- **Task inputs**
— start —

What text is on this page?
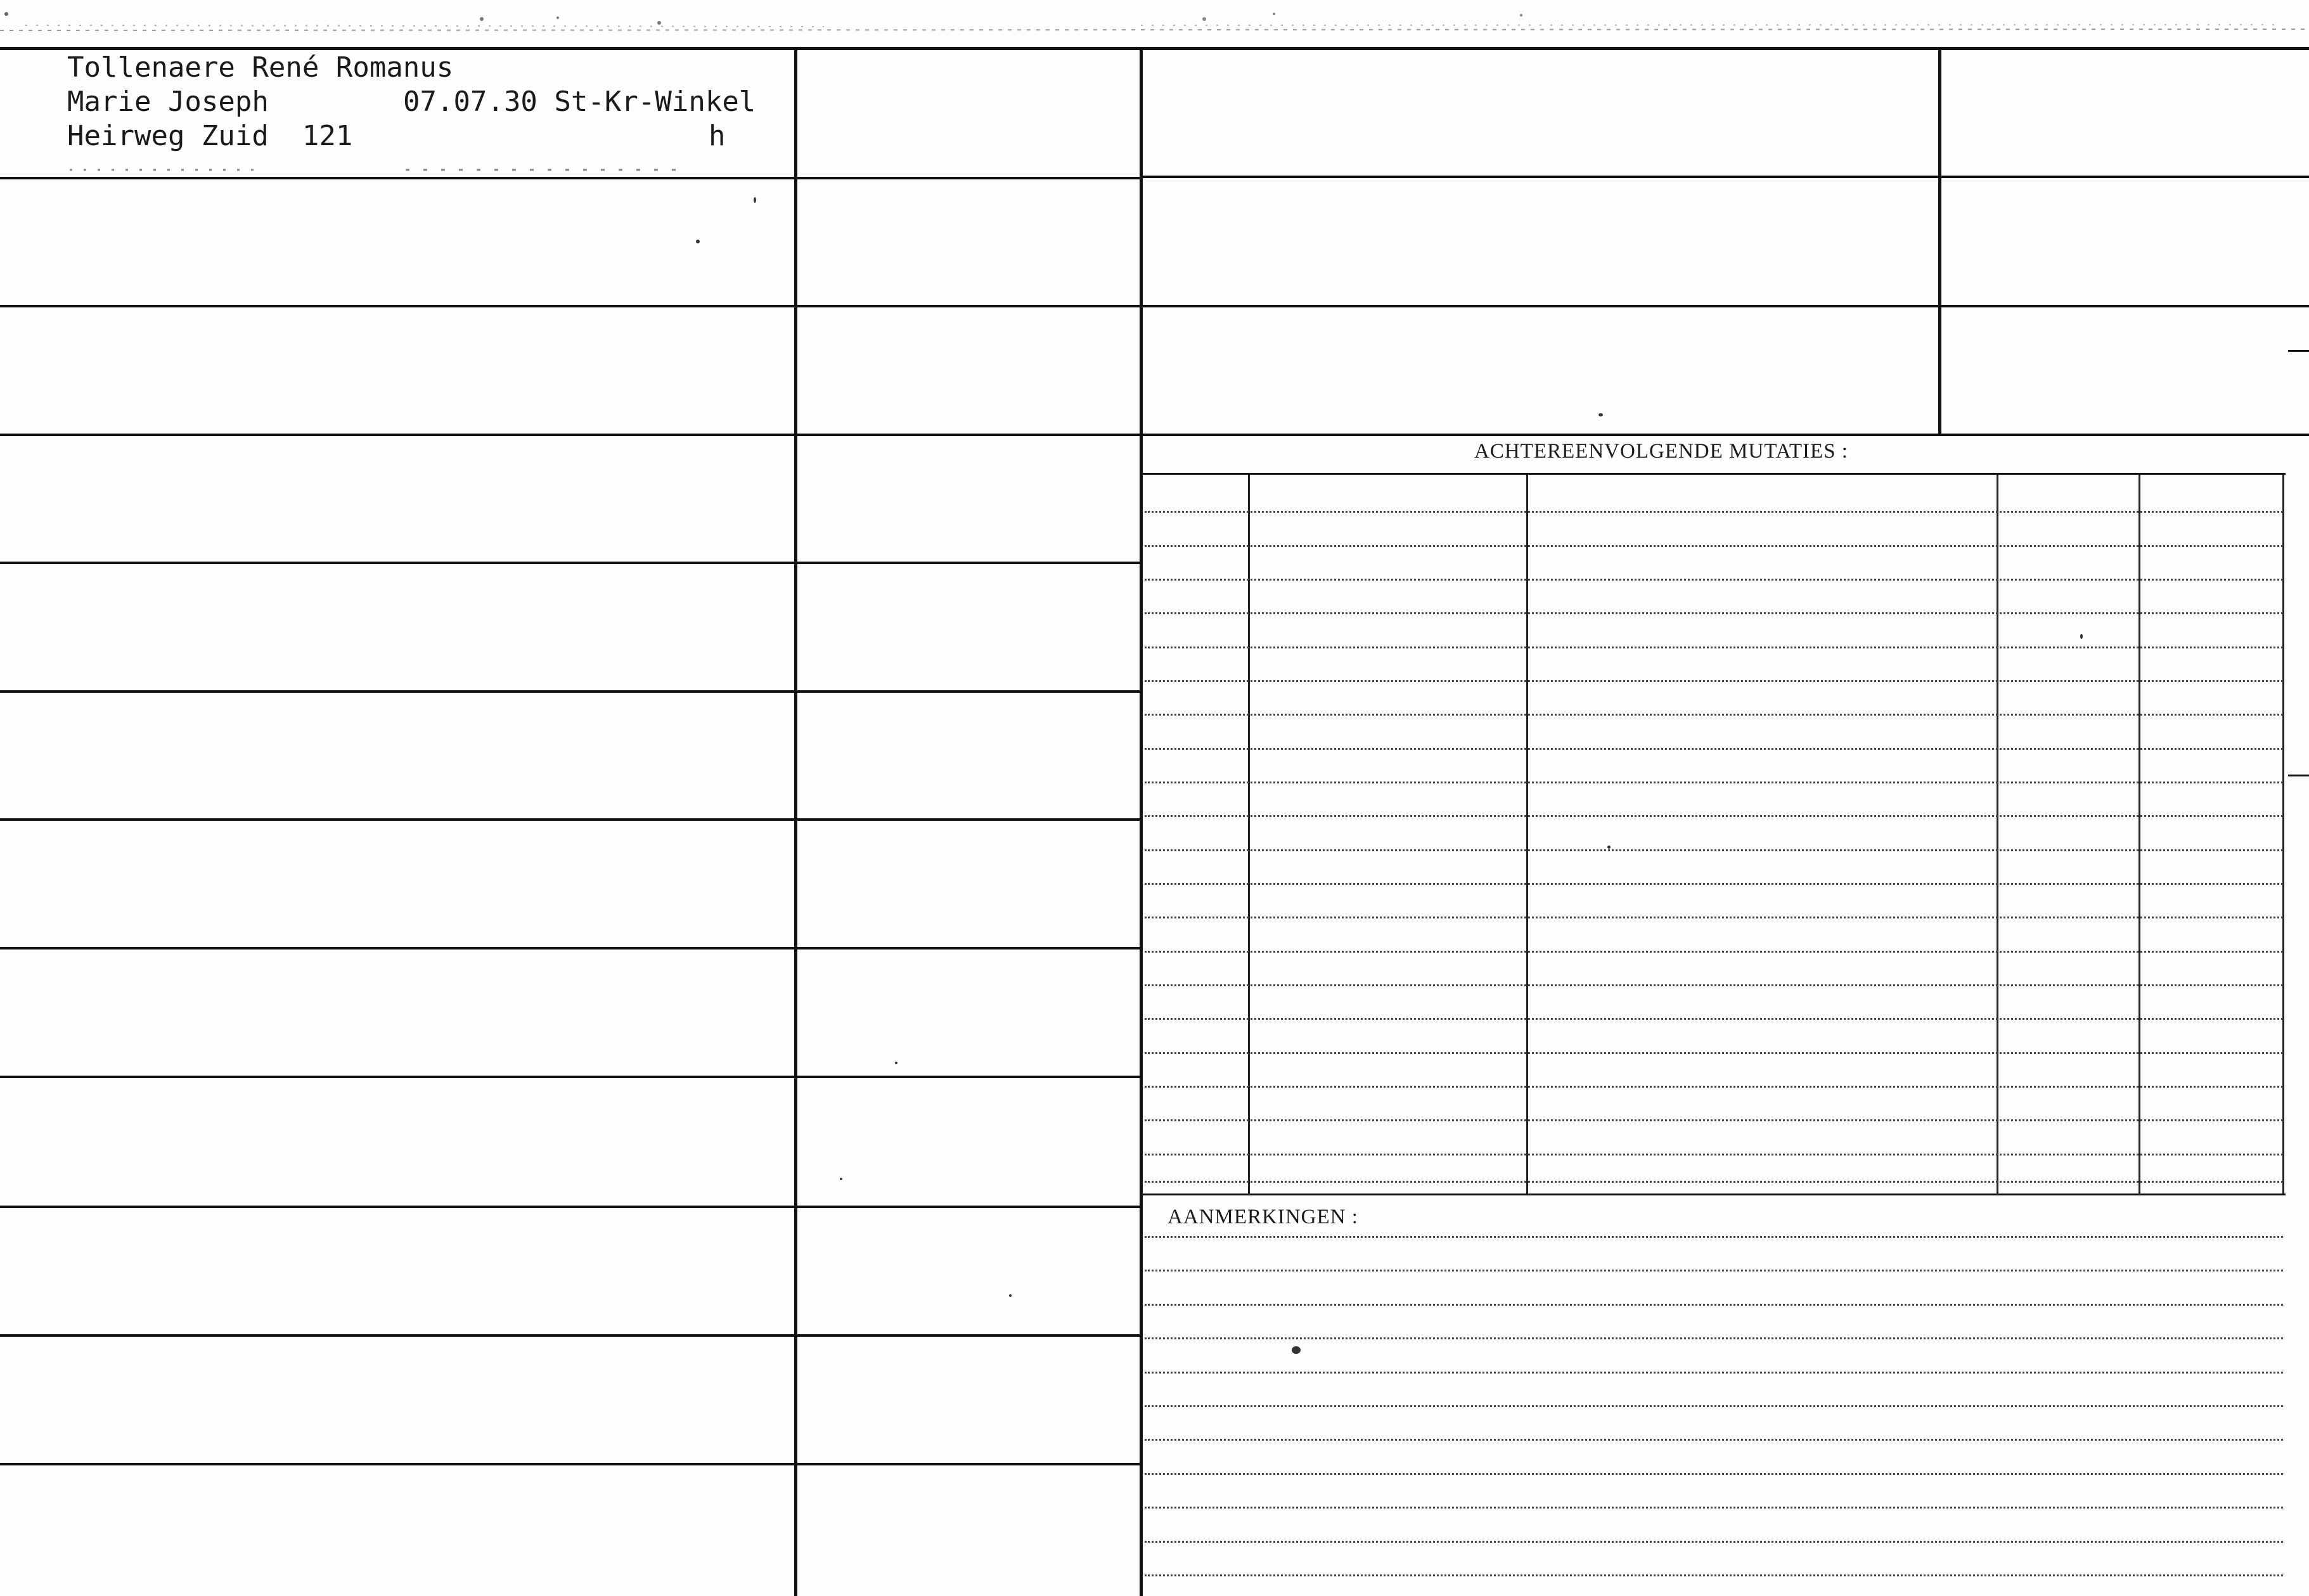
ACHTEREENVOLGENDE MUTATIES :
AANMERKINGEN :
Tollenaere René Romanus
Marie Joseph	07.07.30 St-Kr-Winkel
Heirweg Zuid  121	h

— end —

- **Written instruction**
Without the pictures, restate all of the entries above verbatim.

- **Written response**
What text is on this page?
ACHTEREENVOLGENDE MUTATIES :
AANMERKINGEN :
Tollenaere René Romanus
Marie Joseph	07.07.30 St-Kr-Winkel
Heirweg Zuid  121	h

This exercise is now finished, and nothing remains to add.